### EXERCISE INSTRUCTIONS
Go through the listing below and list every line with "pasta".
[start]
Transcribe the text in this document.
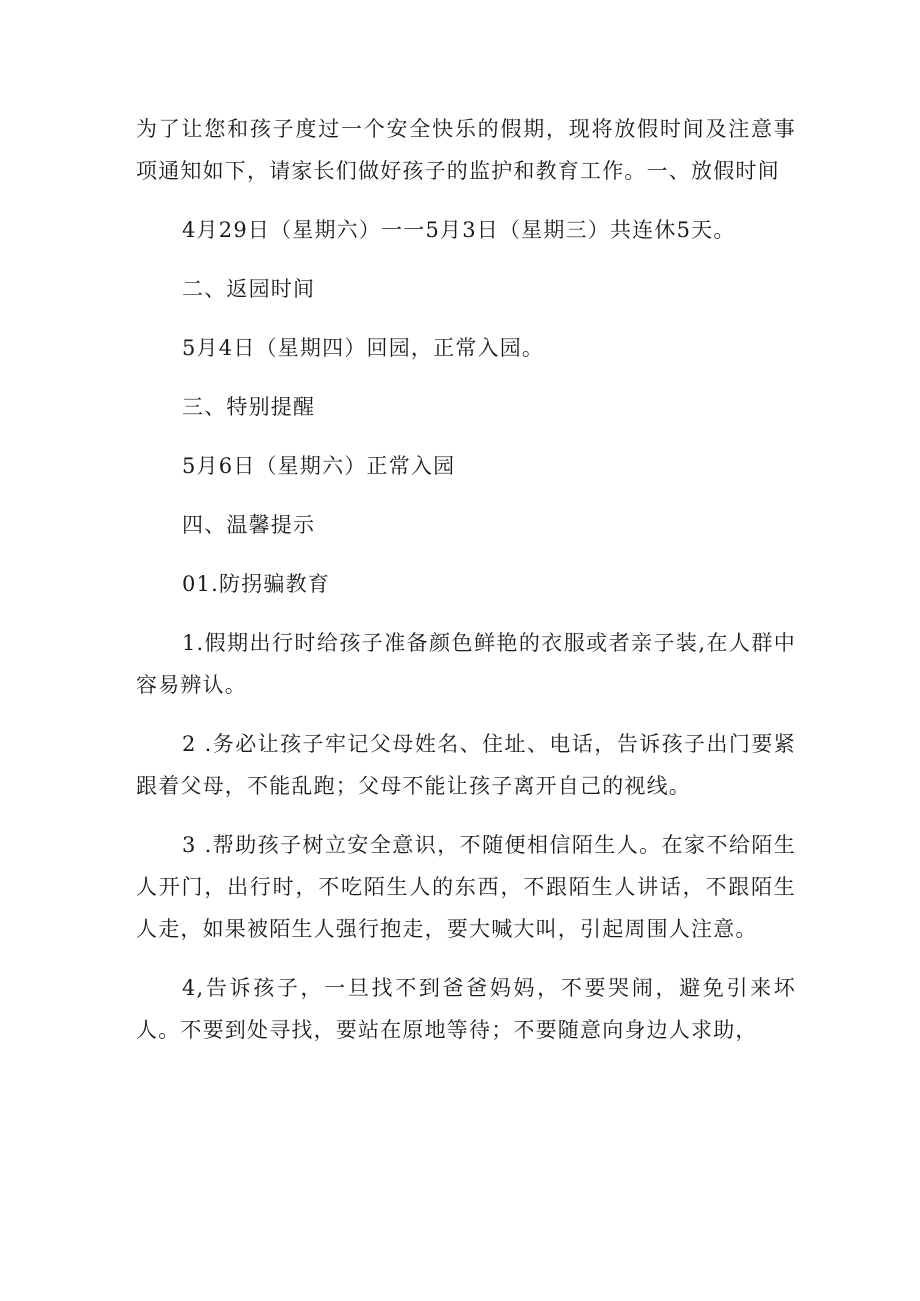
为了让您和孩子度过一个安全快乐的假期，现将放假时间及注意事项通知如下，请家长们做好孩子的监护和教育工作。一、放假时间

4月29日（星期六）一一5月3日（星期三）共连休5天。

二、返园时间

5月4日（星期四）回园，正常入园。

三、特别提醒

5月6日（星期六）正常入园

四、温馨提示

01.防拐骗教育

1.假期出行时给孩子准备颜色鲜艳的衣服或者亲子装,在人群中容易辨认。

2 .务必让孩子牢记父母姓名、住址、电话，告诉孩子出门要紧跟着父母，不能乱跑；父母不能让孩子离开自己的视线。

3 .帮助孩子树立安全意识，不随便相信陌生人。在家不给陌生人开门，出行时，不吃陌生人的东西，不跟陌生人讲话，不跟陌生人走，如果被陌生人强行抱走，要大喊大叫，引起周围人注意。

4,告诉孩子，一旦找不到爸爸妈妈，不要哭闹，避免引来坏人。不要到处寻找，要站在原地等待；不要随意向身边人求助，
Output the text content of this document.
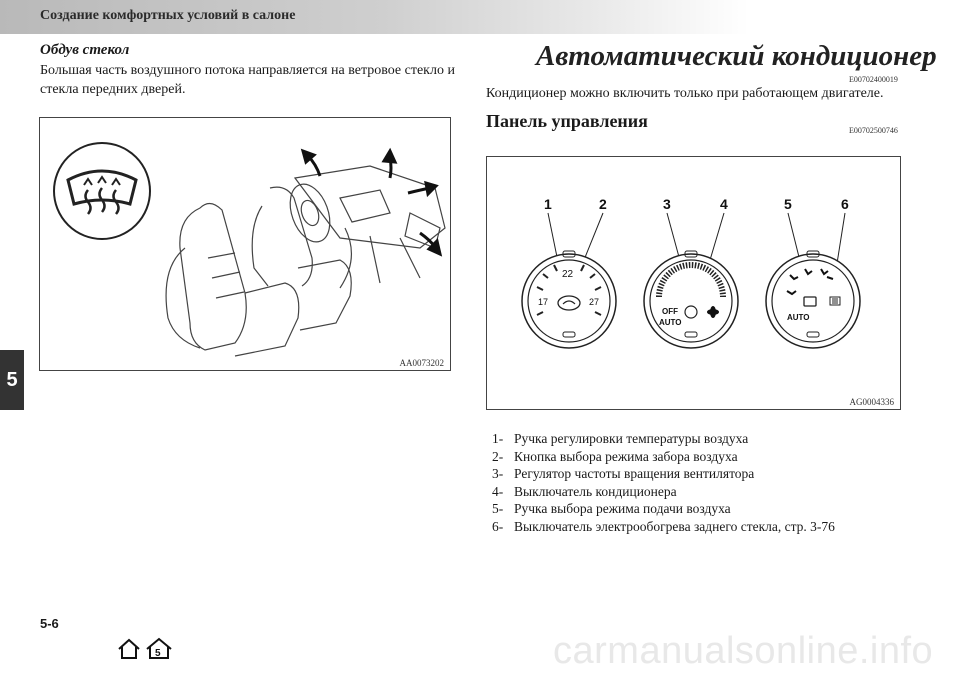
Создание комфортных условий в салоне
5
Обдув стекол
Большая часть воздушного потока направляется на ветровое стекло и стекла передних дверей.
AA0073202
Автоматический кондиционер
E00702400019
Кондиционер можно включить только при работающем двигателе.
Панель управления	E00702500746
1	2	3	4	5	6
22
17	27
OFF
AUTO
AUTO
AG0004336
1- Ручка регулировки температуры воздуха
2- Кнопка выбора режима забора воздуха
3- Регулятор частоты вращения вентилятора
4- Выключатель кондиционера
5- Ручка выбора режима подачи воздуха
6- Выключатель электрообогрева заднего стекла, стр. 3-76
5-6
5	carmanualsonline.info
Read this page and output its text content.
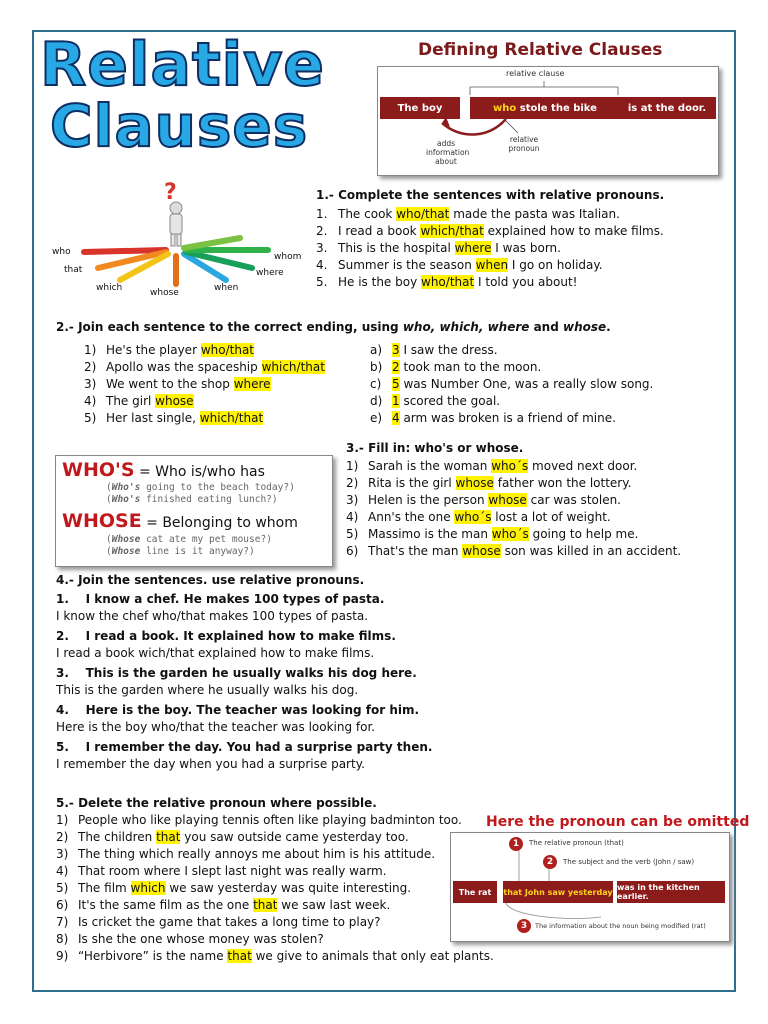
Relative
Clauses
Defining Relative Clauses
relative clause
The boy	who
stole the bike	is at the door.
adds information about
relative pronoun
?
who
that
which	whose	when
where
whom
1.- Complete the sentences with relative pronouns.
1. The cook who/that made the pasta was Italian.
2. I read a book which/that explained how to make films.
3. This is the hospital where I was born.
4. Summer is the season when I go on holiday.
5. He is the boy who/that I told you about!
2.- Join each sentence to the correct ending, using who, which, where and whose.
1) He's the player who/that
2) Apollo was the spaceship which/that
3) We went to the shop where
4) The girl whose
5) Her last single, which/that
a) 3 I saw the dress.
b) 2 took man to the moon.
c) 5 was Number One, was a really slow song.
d) 1 scored the goal.
e) 4 arm was broken is a friend of mine.
WHO'S = Who is/who has
(Who's going to the beach today?)
(Who's finished eating lunch?)
WHOSE = Belonging to whom
(Whose cat ate my pet mouse?)
(Whose line is it anyway?)
3.- Fill in: who's or whose.
1) Sarah is the woman who´s moved next door.
2) Rita is the girl whose father won the lottery.
3) Helen is the person whose car was stolen.
4) Ann's the one who´s lost a lot of weight.
5) Massimo is the man who´s going to help me.
6) That's the man whose son was killed in an accident.
4.- Join the sentences. use relative pronouns.
1.    I know a chef. He makes 100 types of pasta.
I know the chef who/that makes 100 types of pasta.
2.    I read a book. It explained how to make films.
I read a book wich/that explained how to make films.
3.    This is the garden he usually walks his dog here.
This is the garden where he usually walks his dog.
4.    Here is the boy. The teacher was looking for him.
Here is the boy who/that the teacher was looking for.
5.    I remember the day. You had a surprise party then.
I remember the day when you had a surprise party.
5.- Delete the relative pronoun where possible.
1) People who like playing tennis often like playing badminton too.
2) The children that you saw outside came yesterday too.
3) The thing which really annoys me about him is his attitude.
4) That room where I slept last night was really warm.
5) The film which we saw yesterday was quite interesting.
6) It's the same film as the one that we saw last week.
7) Is cricket the game that takes a long time to play?
8) Is she the one whose money was stolen?
9) “Herbivore” is the name that we give to animals that only eat plants.
Here the pronoun can be omitted
1	The relative pronoun (that)
2	The subject and the verb (John / saw)
The rat	that John saw yesterday was in the kitchen earlier.
3	The information about the noun being modified (rat)
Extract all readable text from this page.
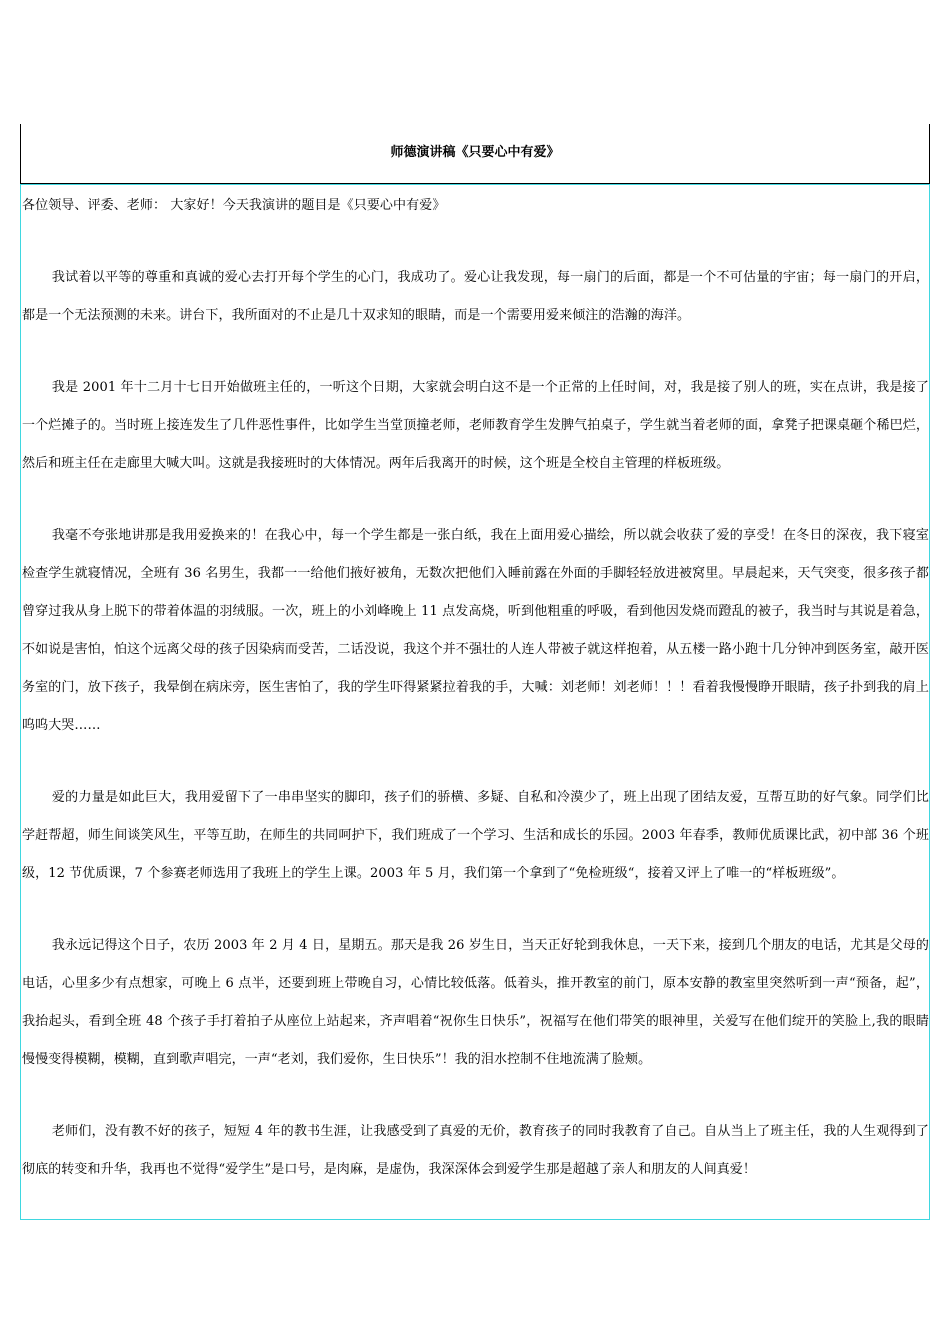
师德演讲稿《只要心中有爱》

各位领导、评委、老师： 大家好！今天我演讲的题目是《只要心中有爱》

我试着以平等的尊重和真诚的爱心去打开每个学生的心门，我成功了。爱心让我发现，每一扇门的后面，都是一个不可估量的宇宙；每一扇门的开启，都是一个无法预测的未来。讲台下，我所面对的不止是几十双求知的眼睛，而是一个需要用爱来倾注的浩瀚的海洋。

我是 2001 年十二月十七日开始做班主任的，一听这个日期，大家就会明白这不是一个正常的上任时间，对，我是接了别人的班，实在点讲，我是接了一个烂摊子的。当时班上接连发生了几件恶性事件，比如学生当堂顶撞老师，老师教育学生发脾气拍桌子，学生就当着老师的面，拿凳子把课桌砸个稀巴烂，然后和班主任在走廊里大喊大叫。这就是我接班时的大体情况。两年后我离开的时候，这个班是全校自主管理的样板班级。

我毫不夸张地讲那是我用爱换来的！在我心中，每一个学生都是一张白纸，我在上面用爱心描绘，所以就会收获了爱的享受！在冬日的深夜，我下寝室检查学生就寝情况，全班有 36 名男生，我都一一给他们掖好被角，无数次把他们入睡前露在外面的手脚轻轻放进被窝里。早晨起来，天气突变，很多孩子都曾穿过我从身上脱下的带着体温的羽绒服。一次，班上的小刘峰晚上 11 点发高烧，听到他粗重的呼吸，看到他因发烧而蹬乱的被子，我当时与其说是着急，不如说是害怕，怕这个远离父母的孩子因染病而受苦，二话没说，我这个并不强壮的人连人带被子就这样抱着，从五楼一路小跑十几分钟冲到医务室，敲开医务室的门，放下孩子，我晕倒在病床旁，医生害怕了，我的学生吓得紧紧拉着我的手，大喊：刘老师！刘老师！！！看着我慢慢睁开眼睛，孩子扑到我的肩上呜呜大哭……

爱的力量是如此巨大，我用爱留下了一串串坚实的脚印，孩子们的骄横、多疑、自私和冷漠少了，班上出现了团结友爱，互帮互助的好气象。同学们比学赶帮超，师生间谈笑风生，平等互助，在师生的共同呵护下，我们班成了一个学习、生活和成长的乐园。2003 年春季，教师优质课比武，初中部 36 个班级，12 节优质课，7 个参赛老师选用了我班上的学生上课。2003 年 5 月，我们第一个拿到了“免检班级“，接着又评上了唯一的“样板班级”。

我永远记得这个日子，农历 2003 年 2 月 4 日，星期五。那天是我 26 岁生日，当天正好轮到我休息，一天下来，接到几个朋友的电话，尤其是父母的电话，心里多少有点想家，可晚上 6 点半，还要到班上带晚自习，心情比较低落。低着头，推开教室的前门，原本安静的教室里突然听到一声“预备，起”，我抬起头，看到全班 48 个孩子手打着拍子从座位上站起来，齐声唱着“祝你生日快乐”，祝福写在他们带笑的眼神里，关爱写在他们绽开的笑脸上,我的眼睛慢慢变得模糊，模糊，直到歌声唱完，一声“老刘，我们爱你，生日快乐”！我的泪水控制不住地流满了脸颊。

老师们，没有教不好的孩子，短短 4 年的教书生涯，让我感受到了真爱的无价，教育孩子的同时我教育了自己。自从当上了班主任，我的人生观得到了彻底的转变和升华，我再也不觉得“爱学生”是口号，是肉麻，是虚伪，我深深体会到爱学生那是超越了亲人和朋友的人间真爱！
[end]
### EXERCISE SOLUTION
1. The cook who/that made the pasta was Italian.
1.    I know a chef. He makes 100 types of pasta.
I know the chef who/that makes 100 types of pasta.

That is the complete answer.